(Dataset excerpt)
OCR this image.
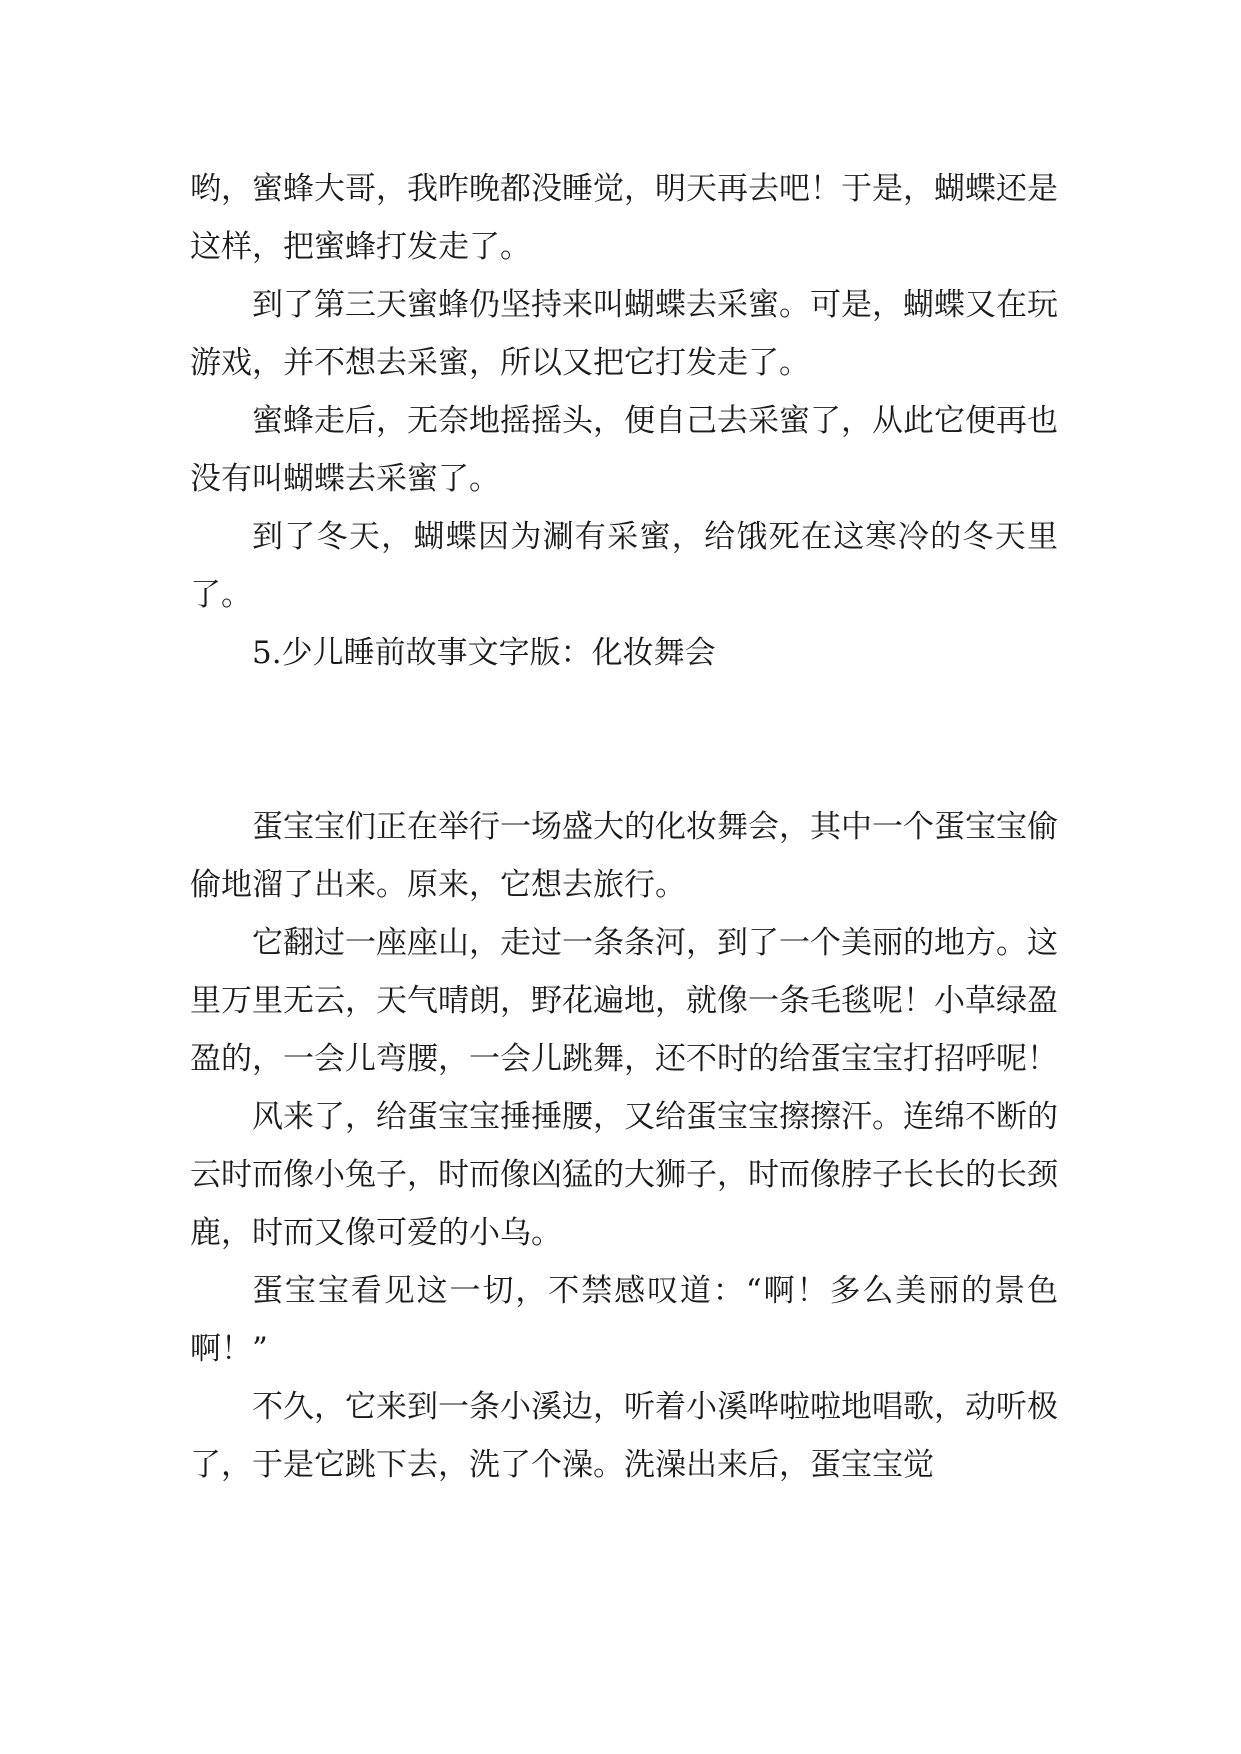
哟，蜜蜂大哥，我昨晚都没睡觉，明天再去吧！于是，蝴蝶还是这样，把蜜蜂打发走了。

到了第三天蜜蜂仍坚持来叫蝴蝶去采蜜。可是，蝴蝶又在玩游戏，并不想去采蜜，所以又把它打发走了。

蜜蜂走后，无奈地摇摇头，便自己去采蜜了，从此它便再也没有叫蝴蝶去采蜜了。

到了冬天，蝴蝶因为涮有采蜜，给饿死在这寒冷的冬天里了。

5.少儿睡前故事文字版：化妆舞会

蛋宝宝们正在举行一场盛大的化妆舞会，其中一个蛋宝宝偷偷地溜了出来。原来，它想去旅行。

它翻过一座座山，走过一条条河，到了一个美丽的地方。这里万里无云，天气晴朗，野花遍地，就像一条毛毯呢！小草绿盈盈的，一会儿弯腰，一会儿跳舞，还不时的给蛋宝宝打招呼呢！

风来了，给蛋宝宝捶捶腰，又给蛋宝宝擦擦汗。连绵不断的云时而像小兔子，时而像凶猛的大狮子，时而像脖子长长的长颈鹿，时而又像可爱的小乌。

蛋宝宝看见这一切，不禁感叹道：“啊！多么美丽的景色啊！”

不久，它来到一条小溪边，听着小溪哗啦啦地唱歌，动听极了，于是它跳下去，洗了个澡。洗澡出来后，蛋宝宝觉
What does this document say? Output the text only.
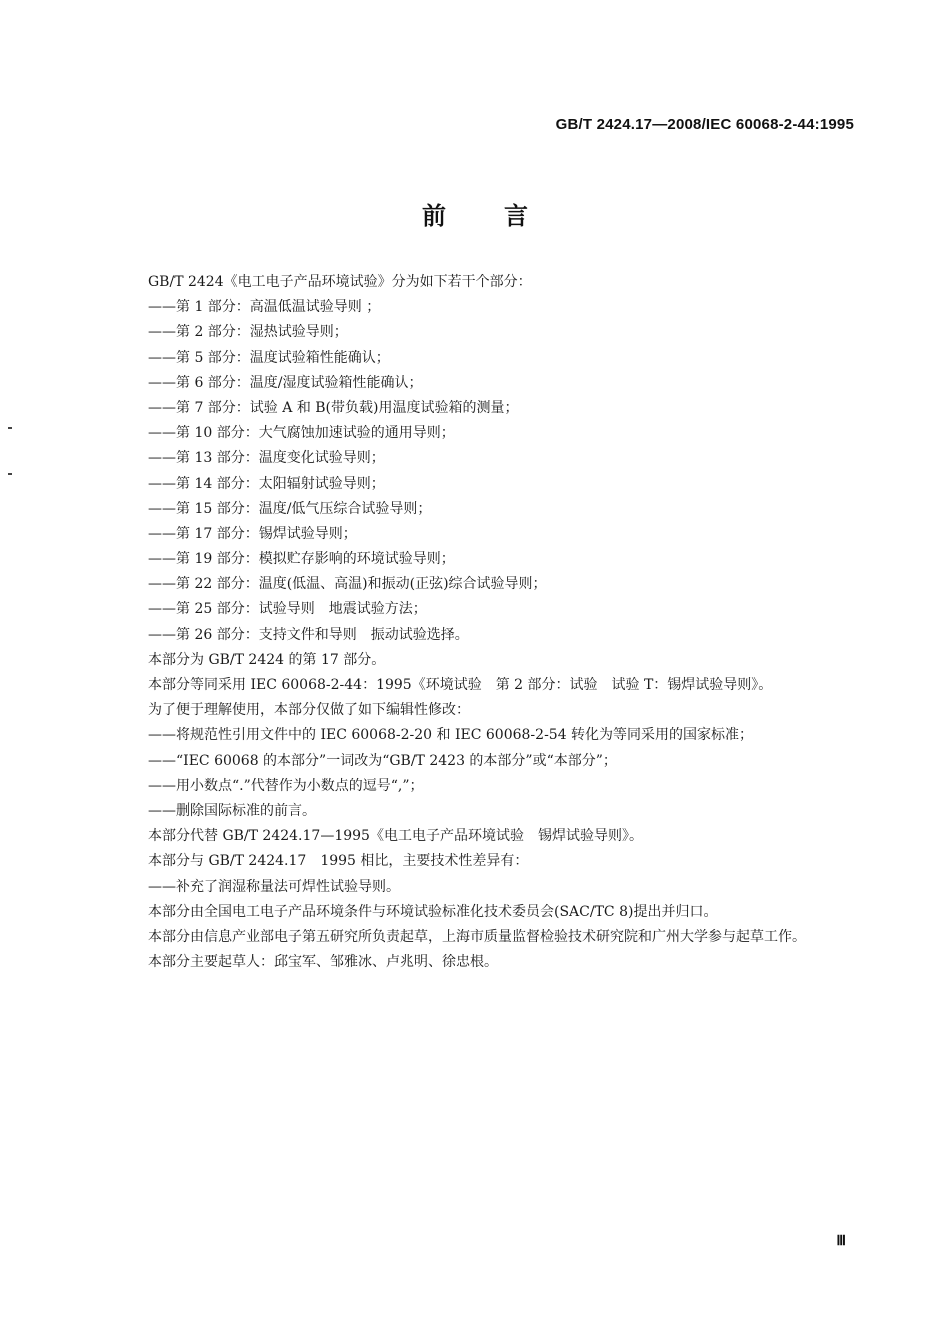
GB/T 2424.17—2008/IEC 60068-2-44:1995
前言
GB/T 2424《电工电子产品环境试验》分为如下若干个部分：
——第 1 部分：高温低温试验导则 ；
——第 2 部分：湿热试验导则；
——第 5 部分：温度试验箱性能确认；
——第 6 部分：温度/湿度试验箱性能确认；
——第 7 部分：试验 A 和 B(带负载)用温度试验箱的测量；
——第 10 部分：大气腐蚀加速试验的通用导则；
——第 13 部分：温度变化试验导则；
——第 14 部分：太阳辐射试验导则；
——第 15 部分：温度/低气压综合试验导则；
——第 17 部分：锡焊试验导则；
——第 19 部分：模拟贮存影响的环境试验导则；
——第 22 部分：温度(低温、高温)和振动(正弦)综合试验导则；
——第 25 部分：试验导则　地震试验方法；
——第 26 部分：支持文件和导则　振动试验选择。
本部分为 GB/T 2424 的第 17 部分。
本部分等同采用 IEC 60068-2-44：1995《环境试验　第 2 部分：试验　试验 T：锡焊试验导则》。
为了便于理解使用，本部分仅做了如下编辑性修改：
——将规范性引用文件中的 IEC 60068-2-20 和 IEC 60068-2-54 转化为等同采用的国家标准；
——“IEC 60068 的本部分”一词改为“GB/T 2423 的本部分”或“本部分”；
——用小数点“.”代替作为小数点的逗号“,”；
——删除国际标准的前言。
本部分代替 GB/T 2424.17—1995《电工电子产品环境试验　锡焊试验导则》。
本部分与 GB/T 2424.17　1995 相比，主要技术性差异有：
——补充了润湿称量法可焊性试验导则。
本部分由全国电工电子产品环境条件与环境试验标准化技术委员会(SAC/TC 8)提出并归口。
本部分由信息产业部电子第五研究所负责起草，上海市质量监督检验技术研究院和广州大学参与起草工作。
本部分主要起草人：邱宝军、邹雅冰、卢兆明、徐忠根。
Ⅲ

**GOAL**.
Whichever lines contain the string "电工电子产品环境试验", select and copy them.

**COMPLETE ANSWER**.
GB/T 2424《电工电子产品环境试验》分为如下若干个部分：
本部分代替 GB/T 2424.17—1995《电工电子产品环境试验　锡焊试验导则》。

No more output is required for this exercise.